**Records for the exercise:**
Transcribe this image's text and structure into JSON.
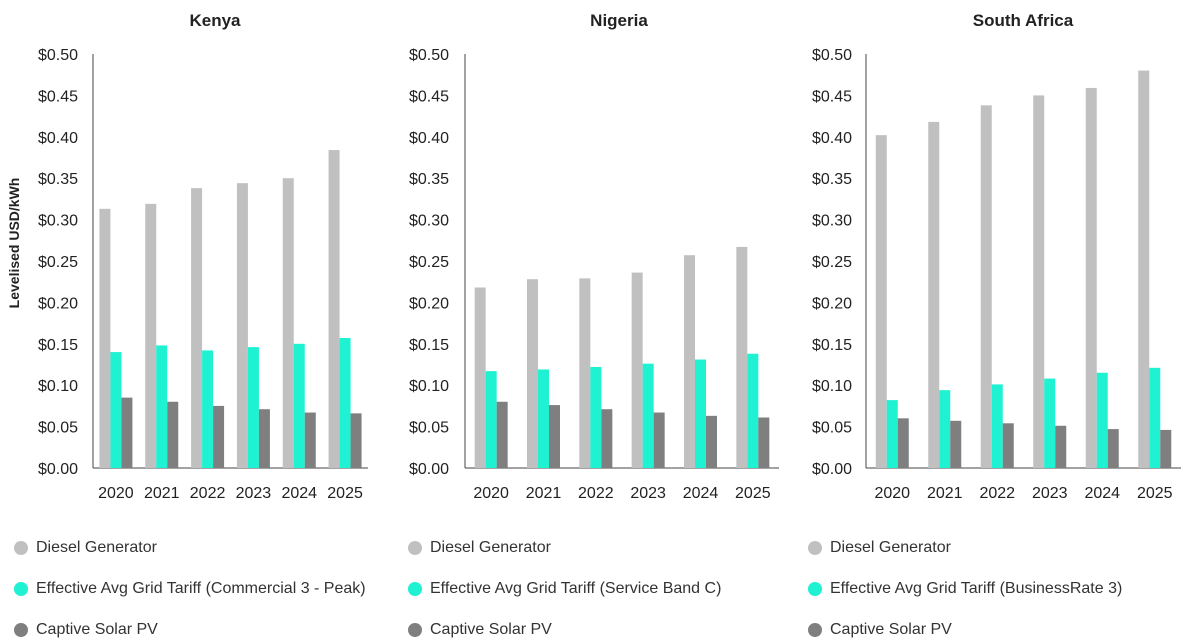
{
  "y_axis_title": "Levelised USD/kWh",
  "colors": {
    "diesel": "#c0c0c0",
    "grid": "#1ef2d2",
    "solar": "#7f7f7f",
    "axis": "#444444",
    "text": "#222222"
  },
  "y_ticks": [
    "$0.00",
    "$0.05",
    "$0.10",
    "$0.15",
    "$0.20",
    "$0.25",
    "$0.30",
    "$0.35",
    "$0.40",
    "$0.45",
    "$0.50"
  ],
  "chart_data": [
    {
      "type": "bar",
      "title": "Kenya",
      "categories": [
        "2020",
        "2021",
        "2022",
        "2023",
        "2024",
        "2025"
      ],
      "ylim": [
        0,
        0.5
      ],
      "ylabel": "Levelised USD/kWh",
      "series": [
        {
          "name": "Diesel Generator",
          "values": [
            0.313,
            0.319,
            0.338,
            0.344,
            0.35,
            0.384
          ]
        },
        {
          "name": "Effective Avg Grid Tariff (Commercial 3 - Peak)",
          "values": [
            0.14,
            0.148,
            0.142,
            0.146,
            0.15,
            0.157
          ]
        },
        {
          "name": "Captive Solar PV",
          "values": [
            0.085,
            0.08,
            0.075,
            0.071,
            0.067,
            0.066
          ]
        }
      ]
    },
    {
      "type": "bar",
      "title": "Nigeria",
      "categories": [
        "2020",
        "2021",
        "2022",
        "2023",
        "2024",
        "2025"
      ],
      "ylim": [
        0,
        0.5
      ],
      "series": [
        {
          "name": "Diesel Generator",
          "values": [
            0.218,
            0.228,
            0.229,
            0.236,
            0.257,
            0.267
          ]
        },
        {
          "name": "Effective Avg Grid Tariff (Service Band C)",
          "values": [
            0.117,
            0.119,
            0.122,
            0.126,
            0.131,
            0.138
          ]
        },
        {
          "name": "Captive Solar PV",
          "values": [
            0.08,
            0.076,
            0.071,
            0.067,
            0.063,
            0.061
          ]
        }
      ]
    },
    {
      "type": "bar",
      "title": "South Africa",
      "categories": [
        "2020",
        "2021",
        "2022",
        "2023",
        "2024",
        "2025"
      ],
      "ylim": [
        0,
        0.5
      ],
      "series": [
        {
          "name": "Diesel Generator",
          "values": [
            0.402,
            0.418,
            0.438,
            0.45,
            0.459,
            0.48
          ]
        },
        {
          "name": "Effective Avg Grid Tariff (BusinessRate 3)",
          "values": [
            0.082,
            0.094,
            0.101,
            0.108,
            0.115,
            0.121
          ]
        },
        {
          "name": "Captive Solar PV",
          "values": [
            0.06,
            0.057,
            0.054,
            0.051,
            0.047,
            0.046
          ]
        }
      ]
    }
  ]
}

**What to do:** Take the listing above and restate it word for word, without its pictures.

**Completed task:**
Transcribe this image's text and structure into JSON.
{
  "y_axis_title": "Levelised USD/kWh",
  "colors": {
    "diesel": "#c0c0c0",
    "grid": "#1ef2d2",
    "solar": "#7f7f7f",
    "axis": "#444444",
    "text": "#222222"
  },
  "y_ticks": [
    "$0.00",
    "$0.05",
    "$0.10",
    "$0.15",
    "$0.20",
    "$0.25",
    "$0.30",
    "$0.35",
    "$0.40",
    "$0.45",
    "$0.50"
  ],
  "chart_data": [
    {
      "type": "bar",
      "title": "Kenya",
      "categories": [
        "2020",
        "2021",
        "2022",
        "2023",
        "2024",
        "2025"
      ],
      "ylim": [
        0,
        0.5
      ],
      "ylabel": "Levelised USD/kWh",
      "series": [
        {
          "name": "Diesel Generator",
          "values": [
            0.313,
            0.319,
            0.338,
            0.344,
            0.35,
            0.384
          ]
        },
        {
          "name": "Effective Avg Grid Tariff (Commercial 3 - Peak)",
          "values": [
            0.14,
            0.148,
            0.142,
            0.146,
            0.15,
            0.157
          ]
        },
        {
          "name": "Captive Solar PV",
          "values": [
            0.085,
            0.08,
            0.075,
            0.071,
            0.067,
            0.066
          ]
        }
      ]
    },
    {
      "type": "bar",
      "title": "Nigeria",
      "categories": [
        "2020",
        "2021",
        "2022",
        "2023",
        "2024",
        "2025"
      ],
      "ylim": [
        0,
        0.5
      ],
      "series": [
        {
          "name": "Diesel Generator",
          "values": [
            0.218,
            0.228,
            0.229,
            0.236,
            0.257,
            0.267
          ]
        },
        {
          "name": "Effective Avg Grid Tariff (Service Band C)",
          "values": [
            0.117,
            0.119,
            0.122,
            0.126,
            0.131,
            0.138
          ]
        },
        {
          "name": "Captive Solar PV",
          "values": [
            0.08,
            0.076,
            0.071,
            0.067,
            0.063,
            0.061
          ]
        }
      ]
    },
    {
      "type": "bar",
      "title": "South Africa",
      "categories": [
        "2020",
        "2021",
        "2022",
        "2023",
        "2024",
        "2025"
      ],
      "ylim": [
        0,
        0.5
      ],
      "series": [
        {
          "name": "Diesel Generator",
          "values": [
            0.402,
            0.418,
            0.438,
            0.45,
            0.459,
            0.48
          ]
        },
        {
          "name": "Effective Avg Grid Tariff (BusinessRate 3)",
          "values": [
            0.082,
            0.094,
            0.101,
            0.108,
            0.115,
            0.121
          ]
        },
        {
          "name": "Captive Solar PV",
          "values": [
            0.06,
            0.057,
            0.054,
            0.051,
            0.047,
            0.046
          ]
        }
      ]
    }
  ]
}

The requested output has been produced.